**THE PROBLEM**
Transcribe all of the material exactly. Any picture in it should be left out.

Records
====================

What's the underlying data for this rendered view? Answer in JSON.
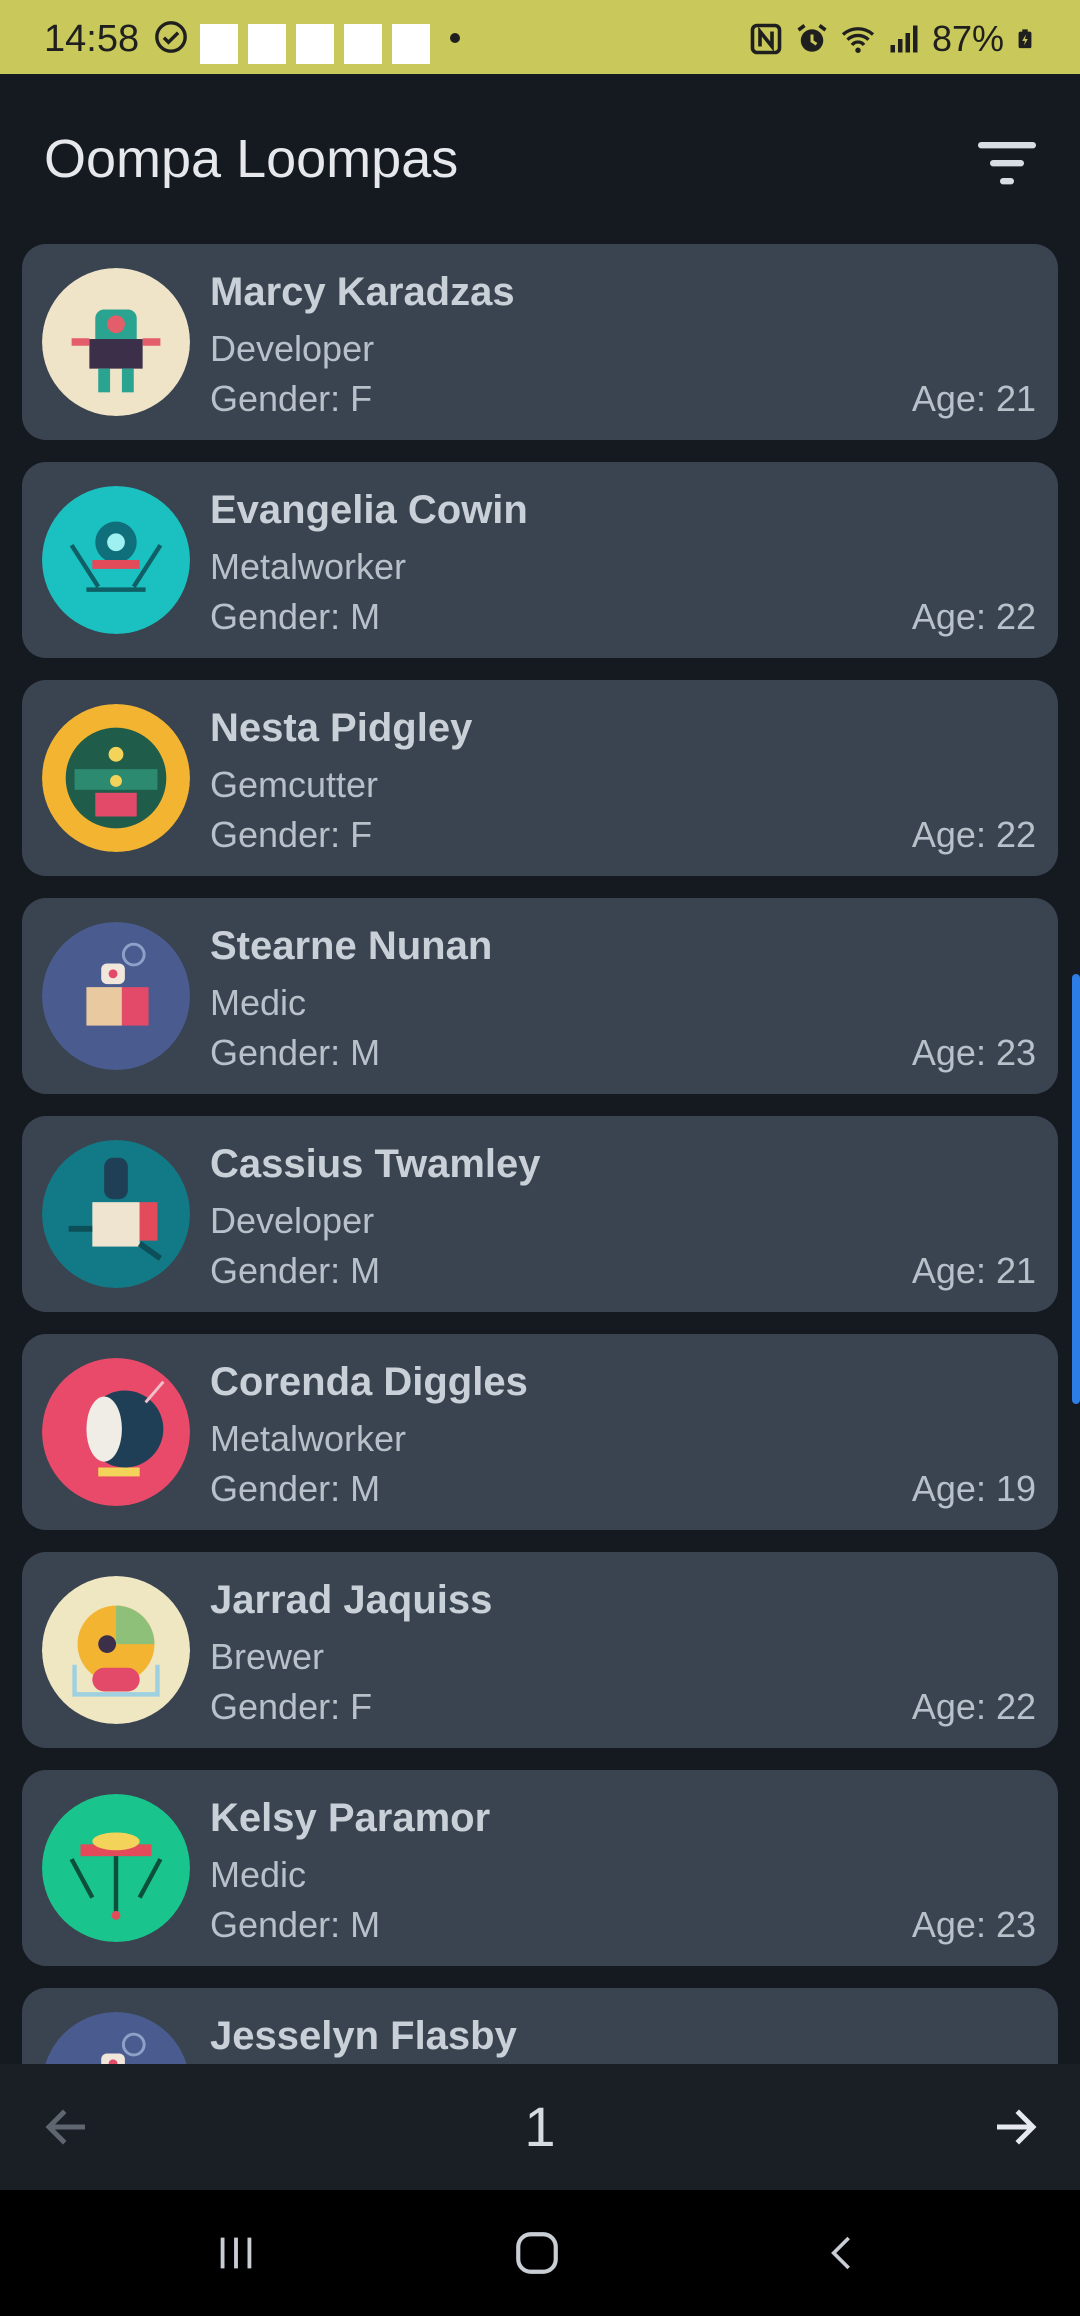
{
  "status_bar": {
    "time": "14:58",
    "battery": "87%",
    "icons": [
      "check-circle-icon",
      "notification-placeholder",
      "nfc-icon",
      "alarm-icon",
      "wifi-icon",
      "signal-icon",
      "battery-icon"
    ]
  },
  "app_bar": {
    "title": "Oompa Loompas",
    "filter_icon": "filter-icon"
  },
  "colors": {
    "status_bar_bg": "#c9c85a",
    "app_bg": "#151a21",
    "card_bg": "#3a4450",
    "scroll_accent": "#2d7de6"
  },
  "list": {
    "items": [
      {
        "name": "Marcy Karadzas",
        "job": "Developer",
        "gender": "Gender: F",
        "age": "Age: 21",
        "avatar_bg": "#efe4c8",
        "avatar_icon": "robot-avatar-icon"
      },
      {
        "name": "Evangelia Cowin",
        "job": "Metalworker",
        "gender": "Gender: M",
        "age": "Age: 22",
        "avatar_bg": "#1bc0c0",
        "avatar_icon": "robot-avatar-icon"
      },
      {
        "name": "Nesta Pidgley",
        "job": "Gemcutter",
        "gender": "Gender: F",
        "age": "Age: 22",
        "avatar_bg": "#f3b531",
        "avatar_icon": "robot-avatar-icon"
      },
      {
        "name": "Stearne Nunan",
        "job": "Medic",
        "gender": "Gender: M",
        "age": "Age: 23",
        "avatar_bg": "#4a5b8f",
        "avatar_icon": "robot-avatar-icon"
      },
      {
        "name": "Cassius Twamley",
        "job": "Developer",
        "gender": "Gender: M",
        "age": "Age: 21",
        "avatar_bg": "#127a86",
        "avatar_icon": "robot-avatar-icon"
      },
      {
        "name": "Corenda Diggles",
        "job": "Metalworker",
        "gender": "Gender: M",
        "age": "Age: 19",
        "avatar_bg": "#ea4a6a",
        "avatar_icon": "robot-avatar-icon"
      },
      {
        "name": "Jarrad Jaquiss",
        "job": "Brewer",
        "gender": "Gender: F",
        "age": "Age: 22",
        "avatar_bg": "#efe6c2",
        "avatar_icon": "robot-avatar-icon"
      },
      {
        "name": "Kelsy Paramor",
        "job": "Medic",
        "gender": "Gender: M",
        "age": "Age: 23",
        "avatar_bg": "#19c58c",
        "avatar_icon": "robot-avatar-icon"
      },
      {
        "name": "Jesselyn Flasby",
        "job": "",
        "gender": "",
        "age": "",
        "avatar_bg": "#4a5b8f",
        "avatar_icon": "robot-avatar-icon"
      }
    ]
  },
  "pagination": {
    "page": "1",
    "prev_icon": "arrow-left-icon",
    "next_icon": "arrow-right-icon"
  },
  "nav_bar": {
    "icons": [
      "recents-icon",
      "home-icon",
      "back-icon"
    ]
  }
}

====================

**SOLUTION BELOW**
What's the underlying data for this rendered view? Answer in JSON.
{
  "status_bar": {
    "time": "14:58",
    "battery": "87%",
    "icons": [
      "check-circle-icon",
      "notification-placeholder",
      "nfc-icon",
      "alarm-icon",
      "wifi-icon",
      "signal-icon",
      "battery-icon"
    ]
  },
  "app_bar": {
    "title": "Oompa Loompas",
    "filter_icon": "filter-icon"
  },
  "colors": {
    "status_bar_bg": "#c9c85a",
    "app_bg": "#151a21",
    "card_bg": "#3a4450",
    "scroll_accent": "#2d7de6"
  },
  "list": {
    "items": [
      {
        "name": "Marcy Karadzas",
        "job": "Developer",
        "gender": "Gender: F",
        "age": "Age: 21",
        "avatar_bg": "#efe4c8",
        "avatar_icon": "robot-avatar-icon"
      },
      {
        "name": "Evangelia Cowin",
        "job": "Metalworker",
        "gender": "Gender: M",
        "age": "Age: 22",
        "avatar_bg": "#1bc0c0",
        "avatar_icon": "robot-avatar-icon"
      },
      {
        "name": "Nesta Pidgley",
        "job": "Gemcutter",
        "gender": "Gender: F",
        "age": "Age: 22",
        "avatar_bg": "#f3b531",
        "avatar_icon": "robot-avatar-icon"
      },
      {
        "name": "Stearne Nunan",
        "job": "Medic",
        "gender": "Gender: M",
        "age": "Age: 23",
        "avatar_bg": "#4a5b8f",
        "avatar_icon": "robot-avatar-icon"
      },
      {
        "name": "Cassius Twamley",
        "job": "Developer",
        "gender": "Gender: M",
        "age": "Age: 21",
        "avatar_bg": "#127a86",
        "avatar_icon": "robot-avatar-icon"
      },
      {
        "name": "Corenda Diggles",
        "job": "Metalworker",
        "gender": "Gender: M",
        "age": "Age: 19",
        "avatar_bg": "#ea4a6a",
        "avatar_icon": "robot-avatar-icon"
      },
      {
        "name": "Jarrad Jaquiss",
        "job": "Brewer",
        "gender": "Gender: F",
        "age": "Age: 22",
        "avatar_bg": "#efe6c2",
        "avatar_icon": "robot-avatar-icon"
      },
      {
        "name": "Kelsy Paramor",
        "job": "Medic",
        "gender": "Gender: M",
        "age": "Age: 23",
        "avatar_bg": "#19c58c",
        "avatar_icon": "robot-avatar-icon"
      },
      {
        "name": "Jesselyn Flasby",
        "job": "",
        "gender": "",
        "age": "",
        "avatar_bg": "#4a5b8f",
        "avatar_icon": "robot-avatar-icon"
      }
    ]
  },
  "pagination": {
    "page": "1",
    "prev_icon": "arrow-left-icon",
    "next_icon": "arrow-right-icon"
  },
  "nav_bar": {
    "icons": [
      "recents-icon",
      "home-icon",
      "back-icon"
    ]
  }
}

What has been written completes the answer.